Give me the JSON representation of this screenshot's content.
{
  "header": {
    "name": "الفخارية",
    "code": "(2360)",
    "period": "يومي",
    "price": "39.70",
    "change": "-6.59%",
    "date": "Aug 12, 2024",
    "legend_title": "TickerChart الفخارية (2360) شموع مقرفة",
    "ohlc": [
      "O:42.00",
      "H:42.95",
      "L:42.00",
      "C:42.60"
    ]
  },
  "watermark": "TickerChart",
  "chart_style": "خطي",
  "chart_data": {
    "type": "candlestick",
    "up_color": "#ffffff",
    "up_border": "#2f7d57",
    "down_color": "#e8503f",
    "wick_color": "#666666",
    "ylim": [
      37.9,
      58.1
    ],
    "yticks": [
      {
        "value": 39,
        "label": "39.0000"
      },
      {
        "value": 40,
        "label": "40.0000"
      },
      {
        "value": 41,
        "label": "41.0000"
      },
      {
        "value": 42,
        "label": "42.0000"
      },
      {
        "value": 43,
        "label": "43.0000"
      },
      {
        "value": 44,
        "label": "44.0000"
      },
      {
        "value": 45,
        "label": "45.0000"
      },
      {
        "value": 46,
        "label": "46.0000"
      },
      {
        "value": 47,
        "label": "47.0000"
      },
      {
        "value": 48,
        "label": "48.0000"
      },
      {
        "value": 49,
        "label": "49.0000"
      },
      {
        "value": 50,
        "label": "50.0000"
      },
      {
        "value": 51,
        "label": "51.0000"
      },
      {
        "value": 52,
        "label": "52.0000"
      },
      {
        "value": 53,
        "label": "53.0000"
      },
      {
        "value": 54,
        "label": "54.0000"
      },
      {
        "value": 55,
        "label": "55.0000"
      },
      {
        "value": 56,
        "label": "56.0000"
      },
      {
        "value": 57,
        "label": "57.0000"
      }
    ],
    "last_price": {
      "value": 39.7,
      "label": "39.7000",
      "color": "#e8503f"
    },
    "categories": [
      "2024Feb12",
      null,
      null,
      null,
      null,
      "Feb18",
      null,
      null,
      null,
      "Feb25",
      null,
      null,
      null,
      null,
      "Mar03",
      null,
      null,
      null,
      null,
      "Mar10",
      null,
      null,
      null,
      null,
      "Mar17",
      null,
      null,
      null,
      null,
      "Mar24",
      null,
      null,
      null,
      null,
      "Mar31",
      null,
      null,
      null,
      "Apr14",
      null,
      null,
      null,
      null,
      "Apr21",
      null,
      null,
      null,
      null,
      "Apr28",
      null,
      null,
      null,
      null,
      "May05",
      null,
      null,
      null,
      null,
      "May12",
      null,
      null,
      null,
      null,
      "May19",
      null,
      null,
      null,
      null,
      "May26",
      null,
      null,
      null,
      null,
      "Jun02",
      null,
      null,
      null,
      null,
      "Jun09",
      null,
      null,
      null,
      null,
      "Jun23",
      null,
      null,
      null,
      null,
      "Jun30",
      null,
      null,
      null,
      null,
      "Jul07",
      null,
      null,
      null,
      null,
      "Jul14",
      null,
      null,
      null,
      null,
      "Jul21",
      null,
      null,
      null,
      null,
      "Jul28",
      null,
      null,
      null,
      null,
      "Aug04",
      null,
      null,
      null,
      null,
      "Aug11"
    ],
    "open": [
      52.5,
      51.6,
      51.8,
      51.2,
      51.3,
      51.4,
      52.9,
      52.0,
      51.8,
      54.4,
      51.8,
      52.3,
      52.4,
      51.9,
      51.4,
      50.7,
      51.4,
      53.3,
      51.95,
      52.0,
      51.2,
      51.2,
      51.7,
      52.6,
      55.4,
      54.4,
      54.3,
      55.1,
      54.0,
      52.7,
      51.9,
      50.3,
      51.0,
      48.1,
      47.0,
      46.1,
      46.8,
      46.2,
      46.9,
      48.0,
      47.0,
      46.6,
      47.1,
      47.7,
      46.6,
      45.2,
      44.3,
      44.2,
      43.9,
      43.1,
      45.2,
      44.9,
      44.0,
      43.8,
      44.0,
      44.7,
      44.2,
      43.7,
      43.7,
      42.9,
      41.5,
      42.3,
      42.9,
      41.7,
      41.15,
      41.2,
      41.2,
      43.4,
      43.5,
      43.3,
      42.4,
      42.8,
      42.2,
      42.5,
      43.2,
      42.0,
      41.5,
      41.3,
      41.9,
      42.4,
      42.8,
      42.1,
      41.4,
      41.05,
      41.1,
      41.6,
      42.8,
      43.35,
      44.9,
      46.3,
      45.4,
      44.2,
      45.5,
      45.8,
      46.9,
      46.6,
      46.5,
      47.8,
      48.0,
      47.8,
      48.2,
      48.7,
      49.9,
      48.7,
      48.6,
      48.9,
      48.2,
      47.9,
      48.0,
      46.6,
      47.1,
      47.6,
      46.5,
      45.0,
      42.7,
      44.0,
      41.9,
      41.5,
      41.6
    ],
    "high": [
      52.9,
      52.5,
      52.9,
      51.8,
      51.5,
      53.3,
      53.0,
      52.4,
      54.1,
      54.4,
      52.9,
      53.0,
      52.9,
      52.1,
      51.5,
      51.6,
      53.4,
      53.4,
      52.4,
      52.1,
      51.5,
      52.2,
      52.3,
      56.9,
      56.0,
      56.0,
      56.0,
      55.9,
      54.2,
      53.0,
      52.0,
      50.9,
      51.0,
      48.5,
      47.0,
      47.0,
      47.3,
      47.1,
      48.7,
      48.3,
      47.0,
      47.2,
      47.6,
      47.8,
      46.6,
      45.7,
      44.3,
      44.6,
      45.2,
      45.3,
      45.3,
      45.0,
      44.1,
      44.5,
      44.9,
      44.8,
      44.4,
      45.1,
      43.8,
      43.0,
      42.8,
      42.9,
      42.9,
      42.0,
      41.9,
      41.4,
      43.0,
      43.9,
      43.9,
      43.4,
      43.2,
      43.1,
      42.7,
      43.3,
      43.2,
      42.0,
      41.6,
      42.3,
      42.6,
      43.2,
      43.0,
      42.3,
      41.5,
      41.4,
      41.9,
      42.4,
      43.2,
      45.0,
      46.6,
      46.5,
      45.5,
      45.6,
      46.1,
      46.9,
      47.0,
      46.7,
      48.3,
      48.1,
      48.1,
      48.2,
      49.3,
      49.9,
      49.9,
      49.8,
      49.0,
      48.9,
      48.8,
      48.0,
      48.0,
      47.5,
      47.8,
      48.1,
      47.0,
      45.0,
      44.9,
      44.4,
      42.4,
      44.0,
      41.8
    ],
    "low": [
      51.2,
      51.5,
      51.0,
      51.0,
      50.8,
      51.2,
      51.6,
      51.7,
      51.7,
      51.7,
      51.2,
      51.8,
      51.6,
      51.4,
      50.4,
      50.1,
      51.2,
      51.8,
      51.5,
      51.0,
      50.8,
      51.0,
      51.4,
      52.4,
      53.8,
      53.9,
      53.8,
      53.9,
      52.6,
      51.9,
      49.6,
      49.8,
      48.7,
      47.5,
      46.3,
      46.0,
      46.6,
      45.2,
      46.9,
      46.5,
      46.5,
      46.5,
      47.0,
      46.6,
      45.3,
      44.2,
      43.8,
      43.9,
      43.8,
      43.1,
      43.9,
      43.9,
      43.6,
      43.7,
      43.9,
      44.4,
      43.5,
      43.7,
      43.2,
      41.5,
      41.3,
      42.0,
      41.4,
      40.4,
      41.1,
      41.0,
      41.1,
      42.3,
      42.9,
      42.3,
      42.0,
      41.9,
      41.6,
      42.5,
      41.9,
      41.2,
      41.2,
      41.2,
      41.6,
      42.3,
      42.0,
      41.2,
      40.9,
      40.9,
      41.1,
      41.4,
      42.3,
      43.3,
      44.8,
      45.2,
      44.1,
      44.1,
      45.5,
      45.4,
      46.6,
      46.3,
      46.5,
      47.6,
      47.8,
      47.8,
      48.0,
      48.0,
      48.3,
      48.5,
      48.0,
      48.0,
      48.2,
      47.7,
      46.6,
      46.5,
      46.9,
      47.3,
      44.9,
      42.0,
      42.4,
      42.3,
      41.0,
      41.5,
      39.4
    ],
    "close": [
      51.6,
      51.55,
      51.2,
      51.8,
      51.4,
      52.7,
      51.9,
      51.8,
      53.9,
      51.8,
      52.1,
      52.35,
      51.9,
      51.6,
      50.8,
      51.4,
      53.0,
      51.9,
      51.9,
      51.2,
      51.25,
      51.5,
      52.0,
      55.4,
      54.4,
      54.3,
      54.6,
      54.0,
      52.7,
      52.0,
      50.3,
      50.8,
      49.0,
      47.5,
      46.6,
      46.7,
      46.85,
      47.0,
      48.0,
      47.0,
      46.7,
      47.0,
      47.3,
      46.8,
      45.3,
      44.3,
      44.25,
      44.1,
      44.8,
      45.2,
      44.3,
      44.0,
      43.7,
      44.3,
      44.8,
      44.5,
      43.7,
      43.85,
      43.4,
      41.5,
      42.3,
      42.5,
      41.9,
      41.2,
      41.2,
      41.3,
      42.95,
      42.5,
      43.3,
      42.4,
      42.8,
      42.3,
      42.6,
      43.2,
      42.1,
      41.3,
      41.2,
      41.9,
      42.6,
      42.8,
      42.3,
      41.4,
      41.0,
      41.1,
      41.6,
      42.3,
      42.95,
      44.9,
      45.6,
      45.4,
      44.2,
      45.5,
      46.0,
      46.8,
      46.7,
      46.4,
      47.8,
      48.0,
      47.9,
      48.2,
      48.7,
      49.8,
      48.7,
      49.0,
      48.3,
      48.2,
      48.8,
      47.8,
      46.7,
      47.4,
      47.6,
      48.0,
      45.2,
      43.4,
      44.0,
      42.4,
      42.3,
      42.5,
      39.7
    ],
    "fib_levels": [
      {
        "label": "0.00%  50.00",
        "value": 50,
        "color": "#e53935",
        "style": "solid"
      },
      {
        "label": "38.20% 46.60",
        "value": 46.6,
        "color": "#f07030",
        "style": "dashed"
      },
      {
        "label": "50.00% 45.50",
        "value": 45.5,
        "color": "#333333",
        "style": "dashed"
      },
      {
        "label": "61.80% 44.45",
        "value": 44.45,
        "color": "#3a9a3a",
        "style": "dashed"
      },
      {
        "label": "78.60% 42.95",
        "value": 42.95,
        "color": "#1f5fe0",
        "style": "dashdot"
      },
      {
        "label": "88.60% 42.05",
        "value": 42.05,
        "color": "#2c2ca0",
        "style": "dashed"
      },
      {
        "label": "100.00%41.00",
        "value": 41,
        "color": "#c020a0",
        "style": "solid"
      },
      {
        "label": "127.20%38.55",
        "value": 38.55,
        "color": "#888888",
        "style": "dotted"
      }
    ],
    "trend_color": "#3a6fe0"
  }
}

----

Written exercise :: Identify each line holding the string "TickerChart", and copy it out.

Final result ::
    "legend_title": "TickerChart الفخارية (2360) شموع مقرفة",
  "watermark": "TickerChart",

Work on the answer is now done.